* _What you will do_
Reproduce every line of the listing below verbatim, leaving out the pictures.

[Saved entries]
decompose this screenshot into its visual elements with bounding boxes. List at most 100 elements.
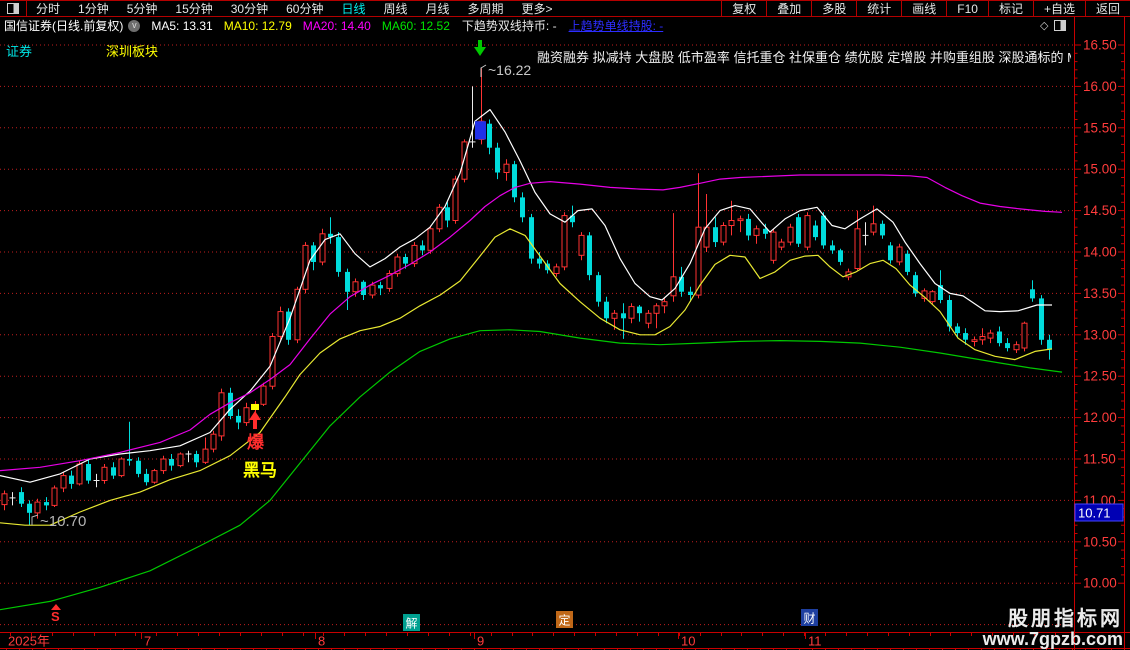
candle-down (913, 275, 918, 294)
split-window-icon[interactable] (1054, 20, 1067, 31)
candle-up (778, 241, 785, 248)
y-axis-label: 11.50 (1083, 452, 1116, 467)
candle-down (821, 215, 826, 246)
candle-up (1013, 344, 1020, 351)
candle-up (210, 433, 217, 450)
candle-down (27, 503, 32, 513)
candle-up (929, 291, 936, 303)
y-axis-label: 12.00 (1083, 410, 1117, 425)
candle-down (688, 291, 693, 295)
button-draw-line[interactable]: 画线 (901, 1, 946, 16)
candle-up (452, 178, 459, 222)
candle-up (770, 231, 777, 261)
x-axis-month-label: 7 (144, 634, 151, 649)
ma20-label: MA20: (302, 18, 338, 33)
chart-annotation-text: 黑马 (243, 461, 277, 480)
candle-down (880, 223, 885, 236)
candle-down (813, 225, 818, 238)
tab-30min[interactable]: 30分钟 (230, 2, 269, 16)
candle-up (695, 226, 702, 296)
candle-up (151, 470, 158, 483)
tab-1min[interactable]: 1分钟 (78, 2, 109, 16)
candle-down (194, 454, 199, 463)
candle-down (587, 235, 592, 276)
ma10-label: MA10: (223, 18, 259, 33)
y-axis-label: 12.50 (1083, 369, 1117, 384)
tab-more[interactable]: 更多> (521, 2, 553, 16)
candle-up (553, 266, 560, 274)
watermark-url: www.7gpzb.com (982, 629, 1123, 650)
diamond-icon[interactable]: ◇ (1040, 20, 1049, 32)
button-adjust[interactable]: 复权 (721, 1, 766, 16)
signal-cap-marker (251, 404, 259, 410)
bottom-marker-box (403, 614, 420, 631)
y-axis-label: 10.50 (1083, 534, 1117, 549)
bottom-marker-text: 解 (406, 617, 418, 631)
candle-up (218, 392, 225, 437)
candlestick-chart[interactable]: 10.0010.5011.0011.5012.0012.5013.0013.50… (0, 17, 1130, 650)
series-line-upper-white (0, 108, 1052, 483)
tab-weekly[interactable]: 周线 (383, 2, 408, 16)
candle-up (1021, 322, 1028, 349)
candle-down (947, 300, 952, 327)
down-arrow-icon (478, 40, 482, 48)
candle-up (971, 339, 978, 342)
tab-multi-period[interactable]: 多周期 (467, 2, 504, 16)
button-overlay[interactable]: 叠加 (766, 1, 811, 16)
series-line-green-ma (0, 329, 1063, 611)
series-line-lower-yellow (0, 228, 1053, 526)
candle-down (537, 258, 542, 264)
trend-signal-stock-link[interactable]: 上趋势单线持股: - (568, 19, 664, 33)
ma10-value: MA10: 12.79 (224, 19, 292, 33)
candle-up (653, 305, 660, 314)
chart-annotation-text: 爆 (247, 433, 265, 452)
candle-down (963, 333, 968, 340)
candle-up (628, 306, 635, 319)
y-axis-label: 16.50 (1083, 38, 1117, 53)
tab-15min[interactable]: 15分钟 (175, 2, 213, 16)
candle-down (621, 313, 626, 319)
candle-up (51, 487, 58, 506)
candle-up (427, 228, 434, 251)
candle-up (645, 312, 652, 324)
chevron-down-icon[interactable]: v (128, 19, 141, 32)
tab-daily[interactable]: 日线 (341, 2, 366, 16)
candle-up (1, 493, 8, 506)
button-mark[interactable]: 标记 (987, 1, 1033, 16)
tab-fenshi[interactable]: 分时 (36, 2, 61, 16)
y-axis-label: 14.50 (1083, 203, 1117, 218)
candle-down (830, 245, 835, 251)
candle-up (870, 223, 877, 233)
industry-label[interactable]: 证券 (6, 44, 33, 59)
ma20-number: 14.40 (340, 18, 371, 33)
candle-up (987, 332, 994, 339)
trend-signal-cash: 下趋势双线持币: - (461, 19, 557, 33)
split-window-icon (7, 3, 19, 14)
down-arrow-icon (474, 47, 486, 56)
button-stats[interactable]: 统计 (856, 1, 901, 16)
button-f10[interactable]: F10 (946, 1, 988, 16)
ma60-label: MA60: (381, 18, 417, 33)
button-back[interactable]: 返回 (1084, 1, 1130, 16)
candle-down (228, 392, 233, 416)
candle-down (136, 460, 141, 474)
tab-5min[interactable]: 5分钟 (126, 2, 158, 16)
peak-label-pointer (480, 64, 487, 77)
ma60-number: 12.52 (419, 18, 450, 33)
button-multi-stock[interactable]: 多股 (811, 1, 856, 16)
board-label[interactable]: 深圳板块 (106, 44, 159, 59)
tab-60min[interactable]: 60分钟 (286, 2, 324, 16)
stock-title: 国信证券(日线.前复权) (4, 19, 124, 33)
low-price-label: ~10.70 (40, 513, 86, 530)
x-axis-month-label: 10 (681, 634, 695, 649)
sell-marker-text: S (51, 609, 60, 624)
layout-icon[interactable] (0, 1, 27, 16)
candle-up (753, 228, 760, 236)
button-add-watchlist[interactable]: +自选 (1032, 1, 1085, 16)
y-axis-label: 16.00 (1083, 79, 1117, 94)
candle-down (1030, 289, 1035, 299)
up-arrow-icon (249, 411, 261, 420)
candle-down (637, 306, 642, 314)
candle-down (86, 464, 91, 481)
tab-monthly[interactable]: 月线 (425, 2, 450, 16)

* _Written solution_
decompose this screenshot into its visual elements with bounding boxes. List at most 100 elements.
candle-down (913, 275, 918, 294)
split-window-icon[interactable] (1054, 20, 1067, 31)
candle-up (778, 241, 785, 248)
y-axis-label: 11.50 (1083, 452, 1116, 467)
candle-down (821, 215, 826, 246)
candle-up (1013, 344, 1020, 351)
candle-up (210, 433, 217, 450)
candle-down (27, 503, 32, 513)
candle-up (929, 291, 936, 303)
y-axis-label: 12.00 (1083, 410, 1117, 425)
candle-down (688, 291, 693, 295)
button-draw-line[interactable]: 画线 (901, 1, 946, 16)
candle-up (452, 178, 459, 222)
candle-up (770, 231, 777, 261)
x-axis-month-label: 7 (144, 634, 151, 649)
ma20-label: MA20: (302, 18, 338, 33)
chart-annotation-text: 黑马 (243, 461, 277, 480)
candle-down (880, 223, 885, 236)
candle-down (813, 225, 818, 238)
tab-30min[interactable]: 30分钟 (230, 2, 269, 16)
candle-up (695, 226, 702, 296)
candle-up (151, 470, 158, 483)
tab-1min[interactable]: 1分钟 (78, 2, 109, 16)
candle-down (194, 454, 199, 463)
candle-down (587, 235, 592, 276)
ma10-label: MA10: (223, 18, 259, 33)
y-axis-label: 12.50 (1083, 369, 1117, 384)
tab-more[interactable]: 更多> (521, 2, 553, 16)
candle-up (553, 266, 560, 274)
watermark-url: www.7gpzb.com (982, 629, 1123, 650)
diamond-icon[interactable]: ◇ (1040, 20, 1049, 32)
button-adjust[interactable]: 复权 (721, 1, 766, 16)
signal-cap-marker (251, 404, 259, 410)
bottom-marker-box (403, 614, 420, 631)
y-axis-label: 10.50 (1083, 534, 1117, 549)
bottom-marker-text: 解 (406, 617, 418, 631)
candle-up (218, 392, 225, 437)
candlestick-chart[interactable]: 10.0010.5011.0011.5012.0012.5013.0013.50… (0, 17, 1130, 650)
series-line-upper-white (0, 108, 1052, 483)
tab-weekly[interactable]: 周线 (383, 2, 408, 16)
candle-up (1021, 322, 1028, 349)
candle-down (947, 300, 952, 327)
down-arrow-icon (478, 40, 482, 48)
candle-up (971, 339, 978, 342)
tab-multi-period[interactable]: 多周期 (467, 2, 504, 16)
button-overlay[interactable]: 叠加 (766, 1, 811, 16)
series-line-green-ma (0, 329, 1063, 611)
series-line-lower-yellow (0, 228, 1053, 526)
candle-down (537, 258, 542, 264)
trend-signal-stock-link[interactable]: 上趋势单线持股: - (568, 19, 664, 33)
ma10-value: MA10: 12.79 (224, 19, 292, 33)
candle-up (653, 305, 660, 314)
chart-annotation-text: 爆 (247, 433, 265, 452)
candle-down (963, 333, 968, 340)
candle-up (628, 306, 635, 319)
y-axis-label: 16.50 (1083, 38, 1117, 53)
tab-15min[interactable]: 15分钟 (175, 2, 213, 16)
candle-down (621, 313, 626, 319)
candle-up (51, 487, 58, 506)
candle-up (427, 228, 434, 251)
candle-up (645, 312, 652, 324)
chevron-down-icon[interactable]: v (128, 19, 141, 32)
tab-daily[interactable]: 日线 (341, 2, 366, 16)
candle-up (1, 493, 8, 506)
button-mark[interactable]: 标记 (987, 1, 1033, 16)
tab-fenshi[interactable]: 分时 (36, 2, 61, 16)
y-axis-label: 14.50 (1083, 203, 1117, 218)
candle-down (830, 245, 835, 251)
candle-up (870, 223, 877, 233)
industry-label[interactable]: 证券 (6, 44, 33, 59)
ma20-number: 14.40 (340, 18, 371, 33)
candle-up (987, 332, 994, 339)
trend-signal-cash: 下趋势双线持币: - (461, 19, 557, 33)
split-window-icon (7, 3, 19, 14)
down-arrow-icon (474, 47, 486, 56)
button-stats[interactable]: 统计 (856, 1, 901, 16)
button-f10[interactable]: F10 (946, 1, 988, 16)
ma60-label: MA60: (381, 18, 417, 33)
button-back[interactable]: 返回 (1084, 1, 1130, 16)
candle-down (228, 392, 233, 416)
candle-down (136, 460, 141, 474)
tab-5min[interactable]: 5分钟 (126, 2, 158, 16)
peak-label-pointer (480, 64, 487, 77)
ma60-number: 12.52 (419, 18, 450, 33)
button-multi-stock[interactable]: 多股 (811, 1, 856, 16)
board-label[interactable]: 深圳板块 (106, 44, 159, 59)
tab-60min[interactable]: 60分钟 (286, 2, 324, 16)
stock-title: 国信证券(日线.前复权) (4, 19, 124, 33)
low-price-label: ~10.70 (40, 513, 86, 530)
x-axis-month-label: 10 (681, 634, 695, 649)
sell-marker-text: S (51, 609, 60, 624)
layout-icon[interactable] (0, 1, 27, 16)
candle-up (753, 228, 760, 236)
button-add-watchlist[interactable]: +自选 (1032, 1, 1085, 16)
y-axis-label: 16.00 (1083, 79, 1117, 94)
candle-down (1030, 289, 1035, 299)
up-arrow-icon (249, 411, 261, 420)
candle-down (637, 306, 642, 314)
candle-down (86, 464, 91, 481)
tab-monthly[interactable]: 月线 (425, 2, 450, 16)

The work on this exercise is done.